- EXERCISE DESCRIPTION -
Print the listing in its entirety and exactly, leaving out images.

- MATERIAL -
--- start ---
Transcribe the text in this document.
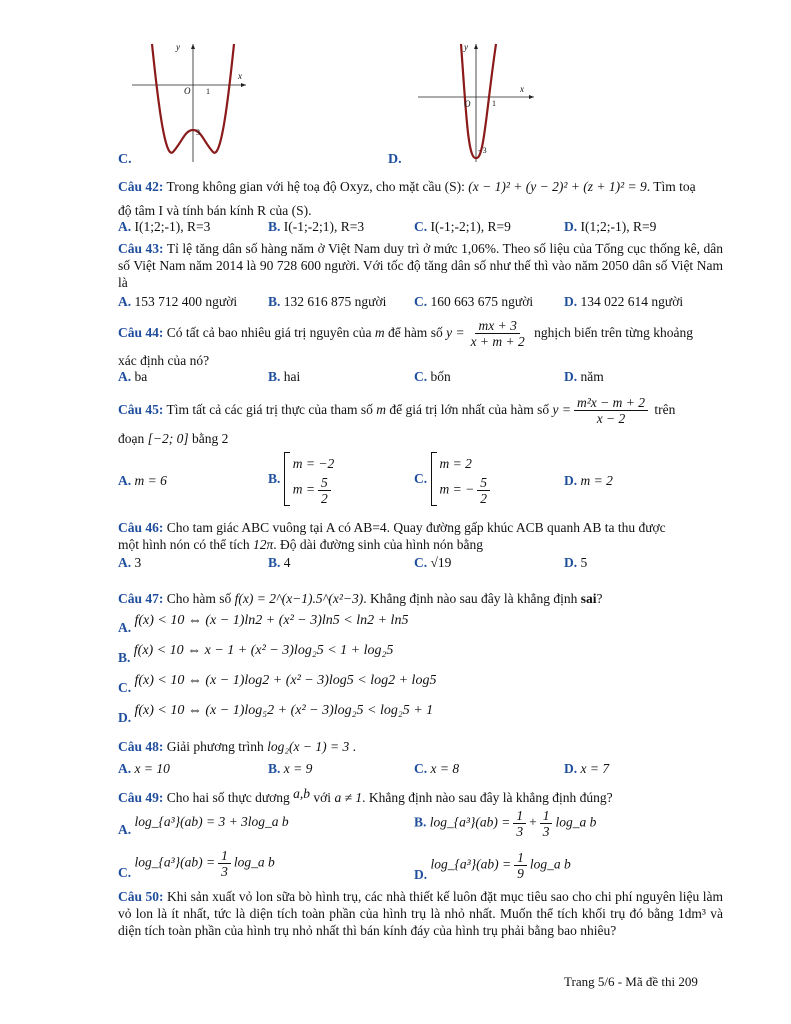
C.
y
x
O 1
3
D.
y
x
O	1
- 3
Câu 42: Trong không gian với hệ toạ độ Oxyz, cho mặt cầu (S): (x − 1)² + (y − 2)² + (z + 1)² = 9. Tìm toạ
độ tâm I và tính bán kính R của (S).
A. I(1;2;-1), R=3	B. I(-1;-2;1), R=3	C. I(-1;-2;1), R=9	D. I(1;2;-1), R=9
Câu 43: Tỉ lệ tăng dân số hàng năm ở Việt Nam duy trì ở mức 1,06%. Theo số liệu của Tổng cục thống kê, dân số Việt Nam năm 2014 là 90 728 600 người. Với tốc độ tăng dân số như thế thì vào năm 2050 dân số Việt Nam là
A. 153 712 400 người B. 132 616 875 người C. 160 663 675 người D. 134 022 614 người
Câu 44: Có tất cả bao nhiêu giá trị nguyên của m để hàm số $y = \frac{mx + 3}{x + m + 2}$ nghịch biến trên từng khoảng
xác định của nó?
A. ba	B. hai	C. bốn	D. năm
Câu 45: Tìm tất cả các giá trị thực của tham số m để giá trị lớn nhất của hàm số $y = \frac{\text{m²x − m + 2}}{x - 2}$ trên
đoạn [−2; 0] bằng 2
A. m = 6	B.
m = −2
$m = \frac{5}{2}$	C.
m = 2
m = − $\frac{5}{2}$	D. m = 2
Câu 46: Cho tam giác ABC vuông tại A có AB=4. Quay đường gấp khúc ACB quanh AB ta thu được
một hình nón có thể tích 12π. Độ dài đường sinh của hình nón bằng
A. 3	B. 4	C. √19	D. 5
Câu 47: Cho hàm số f(x) = 2^(x−1).5^(x²−3). Khẳng định nào sau đây là khẳng định sai?
A. f(x) < 10 ⇔ (x − 1)ln2 + (x² − 3)ln5 < ln2 + ln5
B. f(x) < 10 ⇔ x − 1 + (x² − 3)log₂5 < 1 + log₂5
C. f(x) < 10 ⇔ (x − 1)log2 + (x² − 3)log5 < log2 + log5
D. f(x) < 10 ⇔ (x − 1)log₅2 + (x² − 3)log₂5 < log₂5 + 1
Câu 48: Giải phương trình log₂(x − 1) = 3 .
A. x = 10	B. x = 9	C. x = 8	D. x = 7
Câu 49: Cho hai số thực dương a,b với a ≠ 1. Khẳng định nào sau đây là khẳng định đúng?
A. log_{a³}(ab) = 3 + 3log_a b	B. log_{a³}(ab) = $\frac{1}{3} + \frac{1}{3}$ log_a b
C. log_{a³}(ab) = $\frac{1}{3}$ log_a b
D. log_{a³}(ab) = $\frac{1}{9}$ log_a b
Câu 50: Khi sản xuất vỏ lon sữa bò hình trụ, các nhà thiết kế luôn đặt mục tiêu sao cho chi phí nguyên liệu làm vỏ lon là ít nhất, tức là diện tích toàn phần của hình trụ là nhỏ nhất. Muốn thể tích khối trụ đó bằng 1dm³ và diện tích toàn phần của hình trụ nhỏ nhất thì bán kính đáy của hình trụ phải bằng bao nhiêu?
Trang 5/6 - Mã đề thi 209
--- end ---
- SOLUTION TO THIS EXERCISE -
Transcribe the text in this document.
C.
y
x
O 1
3
D.
y
x
O	1
- 3
Câu 42: Trong không gian với hệ toạ độ Oxyz, cho mặt cầu (S): (x − 1)² + (y − 2)² + (z + 1)² = 9. Tìm toạ
độ tâm I và tính bán kính R của (S).
A. I(1;2;-1), R=3	B. I(-1;-2;1), R=3	C. I(-1;-2;1), R=9	D. I(1;2;-1), R=9
Câu 43: Tỉ lệ tăng dân số hàng năm ở Việt Nam duy trì ở mức 1,06%. Theo số liệu của Tổng cục thống kê, dân số Việt Nam năm 2014 là 90 728 600 người. Với tốc độ tăng dân số như thế thì vào năm 2050 dân số Việt Nam là
A. 153 712 400 người B. 132 616 875 người C. 160 663 675 người D. 134 022 614 người
Câu 44: Có tất cả bao nhiêu giá trị nguyên của m để hàm số $y = \frac{mx + 3}{x + m + 2}$ nghịch biến trên từng khoảng
xác định của nó?
A. ba	B. hai	C. bốn	D. năm
Câu 45: Tìm tất cả các giá trị thực của tham số m để giá trị lớn nhất của hàm số $y = \frac{\text{m²x − m + 2}}{x - 2}$ trên
đoạn [−2; 0] bằng 2
A. m = 6	B.
m = −2
$m = \frac{5}{2}$	C.
m = 2
m = − $\frac{5}{2}$	D. m = 2
Câu 46: Cho tam giác ABC vuông tại A có AB=4. Quay đường gấp khúc ACB quanh AB ta thu được
một hình nón có thể tích 12π. Độ dài đường sinh của hình nón bằng
A. 3	B. 4	C. √19	D. 5
Câu 47: Cho hàm số f(x) = 2^(x−1).5^(x²−3). Khẳng định nào sau đây là khẳng định sai?
A. f(x) < 10 ⇔ (x − 1)ln2 + (x² − 3)ln5 < ln2 + ln5
B. f(x) < 10 ⇔ x − 1 + (x² − 3)log₂5 < 1 + log₂5
C. f(x) < 10 ⇔ (x − 1)log2 + (x² − 3)log5 < log2 + log5
D. f(x) < 10 ⇔ (x − 1)log₅2 + (x² − 3)log₂5 < log₂5 + 1
Câu 48: Giải phương trình log₂(x − 1) = 3 .
A. x = 10	B. x = 9	C. x = 8	D. x = 7
Câu 49: Cho hai số thực dương a,b với a ≠ 1. Khẳng định nào sau đây là khẳng định đúng?
A. log_{a³}(ab) = 3 + 3log_a b	B. log_{a³}(ab) = $\frac{1}{3} + \frac{1}{3}$ log_a b
C. log_{a³}(ab) = $\frac{1}{3}$ log_a b
D. log_{a³}(ab) = $\frac{1}{9}$ log_a b
Câu 50: Khi sản xuất vỏ lon sữa bò hình trụ, các nhà thiết kế luôn đặt mục tiêu sao cho chi phí nguyên liệu làm vỏ lon là ít nhất, tức là diện tích toàn phần của hình trụ là nhỏ nhất. Muốn thể tích khối trụ đó bằng 1dm³ và diện tích toàn phần của hình trụ nhỏ nhất thì bán kính đáy của hình trụ phải bằng bao nhiêu?
Trang 5/6 - Mã đề thi 209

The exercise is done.